Tugas Latihan:
**a)** Sunting bagian surat untuk PBB yang dibuka dengan kata-kata berisi "SURAT UNTUK PBB, AMERIKA" dan ditutup dengan "rakyat Papua Barat.", lalu ganti "pendekar" menjadi "pembela".
**b)** Menurut surat untuk PBB, apa yang belum disadari para penerimanya walaupun mereka boleh menyebut diri pendekar hak asasi manusia? Jelaskan dalam satu sampai tiga kalimat.
**c)** Sebutkan semua pihak yang dituju dalam judul surat untuk PBB.

Teks Bacaan:
--*--

SURAT UNTUK PBB, AMERIKA SERIKAT, BELANDA DAN INDONESIA
“Anda Harus Menebus Dosa Politik Di Masa Lalu”
Anda
boleh saja mengangkat diri sebagai pendekar hak asasi manusia, aktor
demokrasi yang tulen dan pengabdi hukum yang abadi. Tetapi satu hal yang
belum Anda sadari adalah atas nama hak asasi manusia, demokrasi dan
hukum Anda telah menghancurkan hidup dan
masa depan rakyat Papua Barat.
Tuan-Tuan yang terhormat,
Selamat
pagi, selamat siang, selamat sore, selamat malam dan selamat
menjalankan tugas sebagai pemimpin di tempat Anda masing-masing. Semoga
keadaan Anda dalam keadaan yang sehat dan walafiat.

--*--

Data Tersedia:

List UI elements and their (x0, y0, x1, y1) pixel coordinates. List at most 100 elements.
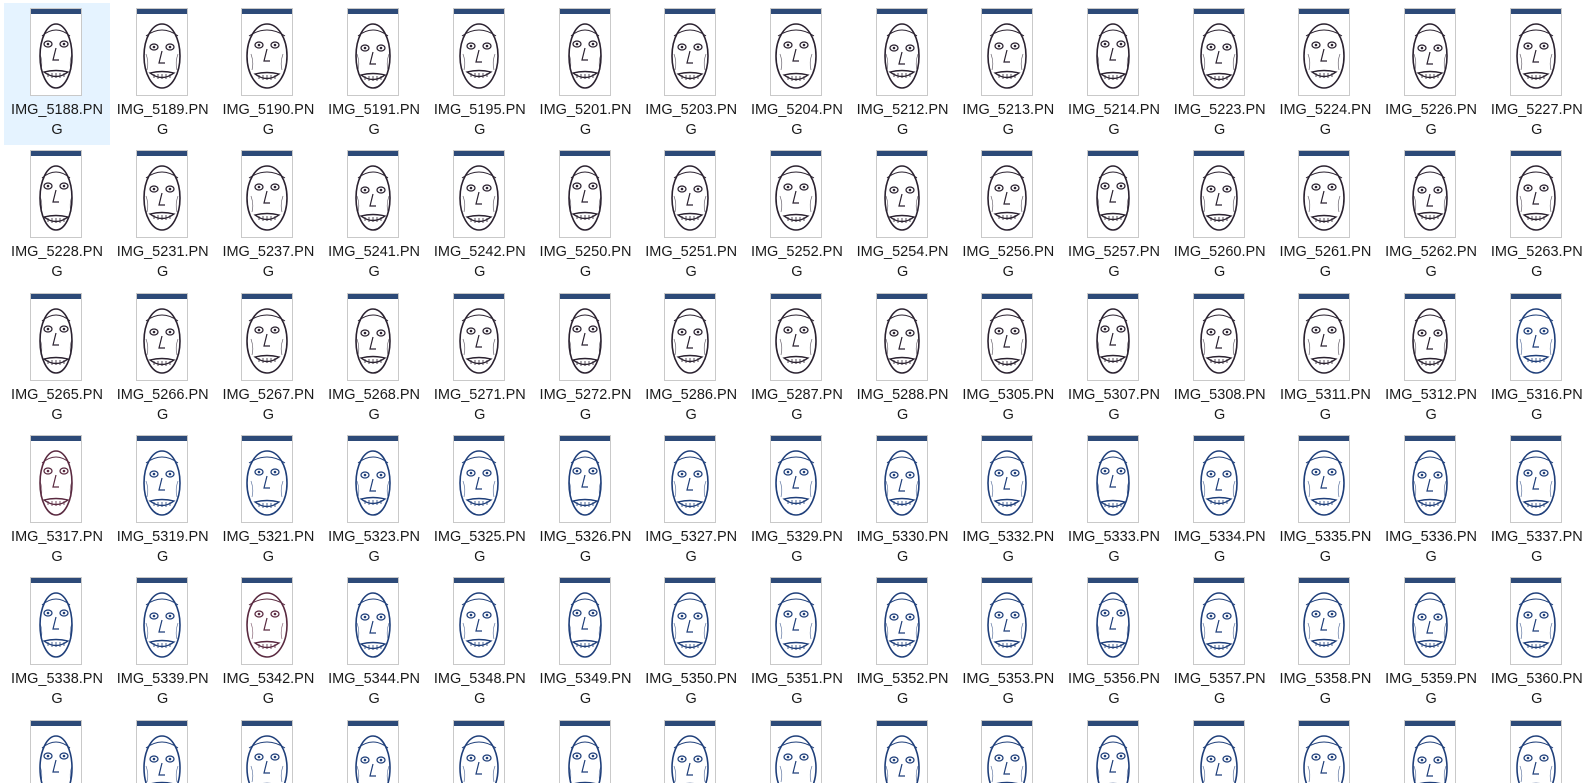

--*--

Jawaban Akhir:
**a)**
SURAT UNTUK PBB, AMERIKA SERIKAT, BELANDA DAN INDONESIA
“Anda Harus Menebus Dosa Politik Di Masa Lalu”
Anda
boleh saja mengangkat diri sebagai pembela hak asasi manusia, aktor
demokrasi yang tulen dan pengabdi hukum yang abadi. Tetapi satu hal yang
belum Anda sadari adalah atas nama hak asasi manusia, demokrasi dan
hukum Anda telah menghancurkan hidup dan
masa depan rakyat Papua Barat.

**b)** Mereka belum sadar bahwa atas nama hak asasi manusia, demokrasi, dan hukum, mereka telah menghancurkan hidup dan masa depan rakyat Papua Barat.

**c)** PBB, Amerika Serikat, Belanda, Indonesia